(A block of data)
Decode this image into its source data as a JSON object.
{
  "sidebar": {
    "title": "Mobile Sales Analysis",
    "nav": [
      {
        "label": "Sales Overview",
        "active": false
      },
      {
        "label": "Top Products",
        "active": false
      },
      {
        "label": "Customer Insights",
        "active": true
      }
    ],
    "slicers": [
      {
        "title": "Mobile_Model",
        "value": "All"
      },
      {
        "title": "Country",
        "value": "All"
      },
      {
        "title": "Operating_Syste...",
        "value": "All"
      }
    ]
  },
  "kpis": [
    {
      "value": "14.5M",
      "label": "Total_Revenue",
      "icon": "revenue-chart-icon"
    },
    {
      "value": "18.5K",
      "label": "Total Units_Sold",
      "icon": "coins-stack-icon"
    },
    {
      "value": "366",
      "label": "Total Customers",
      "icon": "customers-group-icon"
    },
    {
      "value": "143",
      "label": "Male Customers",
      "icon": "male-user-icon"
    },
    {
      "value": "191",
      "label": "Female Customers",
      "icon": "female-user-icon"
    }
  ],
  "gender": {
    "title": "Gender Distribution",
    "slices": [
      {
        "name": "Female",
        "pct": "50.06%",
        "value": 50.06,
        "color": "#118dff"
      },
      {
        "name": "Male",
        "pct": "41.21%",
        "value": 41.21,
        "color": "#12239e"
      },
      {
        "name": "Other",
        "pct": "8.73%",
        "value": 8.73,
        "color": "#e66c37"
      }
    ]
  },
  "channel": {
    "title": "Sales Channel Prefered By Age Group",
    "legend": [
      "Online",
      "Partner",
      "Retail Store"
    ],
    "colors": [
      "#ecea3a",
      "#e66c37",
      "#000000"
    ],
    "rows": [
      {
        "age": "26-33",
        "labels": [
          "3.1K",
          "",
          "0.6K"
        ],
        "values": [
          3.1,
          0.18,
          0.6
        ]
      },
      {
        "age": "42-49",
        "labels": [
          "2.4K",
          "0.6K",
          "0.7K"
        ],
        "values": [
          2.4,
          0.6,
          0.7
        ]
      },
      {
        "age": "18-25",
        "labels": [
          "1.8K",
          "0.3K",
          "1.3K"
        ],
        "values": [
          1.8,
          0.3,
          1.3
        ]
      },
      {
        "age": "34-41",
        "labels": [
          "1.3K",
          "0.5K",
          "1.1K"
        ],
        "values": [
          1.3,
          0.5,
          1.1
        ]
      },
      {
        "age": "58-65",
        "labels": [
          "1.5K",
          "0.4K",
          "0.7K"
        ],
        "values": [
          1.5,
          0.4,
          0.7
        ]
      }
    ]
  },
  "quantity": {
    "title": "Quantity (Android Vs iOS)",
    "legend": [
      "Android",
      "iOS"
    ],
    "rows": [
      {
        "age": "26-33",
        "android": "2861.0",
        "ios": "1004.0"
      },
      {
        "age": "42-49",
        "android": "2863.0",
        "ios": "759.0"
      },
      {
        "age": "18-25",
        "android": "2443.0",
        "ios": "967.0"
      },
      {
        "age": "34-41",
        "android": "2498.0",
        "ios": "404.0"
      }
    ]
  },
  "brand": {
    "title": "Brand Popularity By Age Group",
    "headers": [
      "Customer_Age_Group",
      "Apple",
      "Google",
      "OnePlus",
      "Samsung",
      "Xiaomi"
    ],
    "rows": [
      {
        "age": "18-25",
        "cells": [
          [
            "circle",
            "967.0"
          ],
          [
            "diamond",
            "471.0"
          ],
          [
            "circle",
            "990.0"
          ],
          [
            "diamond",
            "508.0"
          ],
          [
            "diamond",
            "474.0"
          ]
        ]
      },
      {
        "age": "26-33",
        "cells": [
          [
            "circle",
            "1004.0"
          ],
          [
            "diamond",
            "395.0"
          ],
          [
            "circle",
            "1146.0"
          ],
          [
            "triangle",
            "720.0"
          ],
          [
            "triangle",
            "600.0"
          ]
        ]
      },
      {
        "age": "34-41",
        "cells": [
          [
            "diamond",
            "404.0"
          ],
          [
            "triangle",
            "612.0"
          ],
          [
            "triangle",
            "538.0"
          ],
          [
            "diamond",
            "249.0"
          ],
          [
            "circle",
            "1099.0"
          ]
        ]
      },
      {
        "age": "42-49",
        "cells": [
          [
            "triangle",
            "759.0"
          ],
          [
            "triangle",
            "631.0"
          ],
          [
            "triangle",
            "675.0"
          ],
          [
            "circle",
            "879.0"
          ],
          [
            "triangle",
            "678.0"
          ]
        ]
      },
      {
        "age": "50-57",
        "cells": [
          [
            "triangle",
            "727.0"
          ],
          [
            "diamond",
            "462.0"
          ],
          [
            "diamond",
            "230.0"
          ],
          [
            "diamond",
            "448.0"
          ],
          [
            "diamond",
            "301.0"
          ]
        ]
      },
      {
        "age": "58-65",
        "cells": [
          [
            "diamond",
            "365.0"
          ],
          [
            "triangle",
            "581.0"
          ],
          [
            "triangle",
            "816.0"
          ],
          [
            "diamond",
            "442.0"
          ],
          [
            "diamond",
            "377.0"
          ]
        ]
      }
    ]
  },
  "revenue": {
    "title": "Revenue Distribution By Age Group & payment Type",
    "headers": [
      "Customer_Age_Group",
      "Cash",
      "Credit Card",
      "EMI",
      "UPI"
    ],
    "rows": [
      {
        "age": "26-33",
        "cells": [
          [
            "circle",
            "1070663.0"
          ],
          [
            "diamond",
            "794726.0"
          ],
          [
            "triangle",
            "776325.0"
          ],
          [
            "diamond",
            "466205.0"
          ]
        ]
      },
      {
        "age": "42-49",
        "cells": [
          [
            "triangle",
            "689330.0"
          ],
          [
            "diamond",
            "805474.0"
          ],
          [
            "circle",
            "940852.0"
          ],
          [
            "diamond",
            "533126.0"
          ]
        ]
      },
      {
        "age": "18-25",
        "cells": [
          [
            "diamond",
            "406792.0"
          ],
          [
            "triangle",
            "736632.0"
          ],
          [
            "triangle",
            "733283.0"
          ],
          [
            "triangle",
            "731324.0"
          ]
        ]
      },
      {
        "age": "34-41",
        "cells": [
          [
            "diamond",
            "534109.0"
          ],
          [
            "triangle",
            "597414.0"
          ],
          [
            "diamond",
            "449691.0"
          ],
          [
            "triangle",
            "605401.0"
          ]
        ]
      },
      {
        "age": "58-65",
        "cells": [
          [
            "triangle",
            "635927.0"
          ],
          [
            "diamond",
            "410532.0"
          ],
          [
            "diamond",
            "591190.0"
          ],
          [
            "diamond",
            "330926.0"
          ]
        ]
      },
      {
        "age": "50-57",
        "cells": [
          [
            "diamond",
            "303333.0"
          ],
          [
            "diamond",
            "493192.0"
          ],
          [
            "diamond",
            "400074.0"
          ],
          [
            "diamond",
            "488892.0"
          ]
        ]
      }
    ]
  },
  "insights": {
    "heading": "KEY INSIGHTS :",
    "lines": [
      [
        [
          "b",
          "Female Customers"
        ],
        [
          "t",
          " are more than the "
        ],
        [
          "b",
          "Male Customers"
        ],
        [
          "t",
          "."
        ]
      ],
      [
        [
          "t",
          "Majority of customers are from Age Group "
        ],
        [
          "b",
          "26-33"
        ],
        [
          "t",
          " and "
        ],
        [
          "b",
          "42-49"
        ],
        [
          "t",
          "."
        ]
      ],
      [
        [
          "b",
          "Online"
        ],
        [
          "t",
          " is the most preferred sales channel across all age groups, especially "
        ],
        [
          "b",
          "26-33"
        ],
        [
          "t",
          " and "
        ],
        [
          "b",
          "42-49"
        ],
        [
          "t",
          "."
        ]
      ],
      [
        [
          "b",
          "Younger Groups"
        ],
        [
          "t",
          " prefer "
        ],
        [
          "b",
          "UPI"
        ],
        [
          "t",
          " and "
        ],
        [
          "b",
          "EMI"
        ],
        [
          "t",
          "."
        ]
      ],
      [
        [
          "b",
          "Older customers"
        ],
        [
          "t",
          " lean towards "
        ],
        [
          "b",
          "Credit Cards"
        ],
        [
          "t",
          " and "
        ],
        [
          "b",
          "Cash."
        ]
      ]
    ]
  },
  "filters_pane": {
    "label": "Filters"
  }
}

• WRITTEN INSTRUCTION
Search the material above for "user". Pull out each line where it shows up.

• THE RESULT
      "icon": "male-user-icon"
      "icon": "female-user-icon"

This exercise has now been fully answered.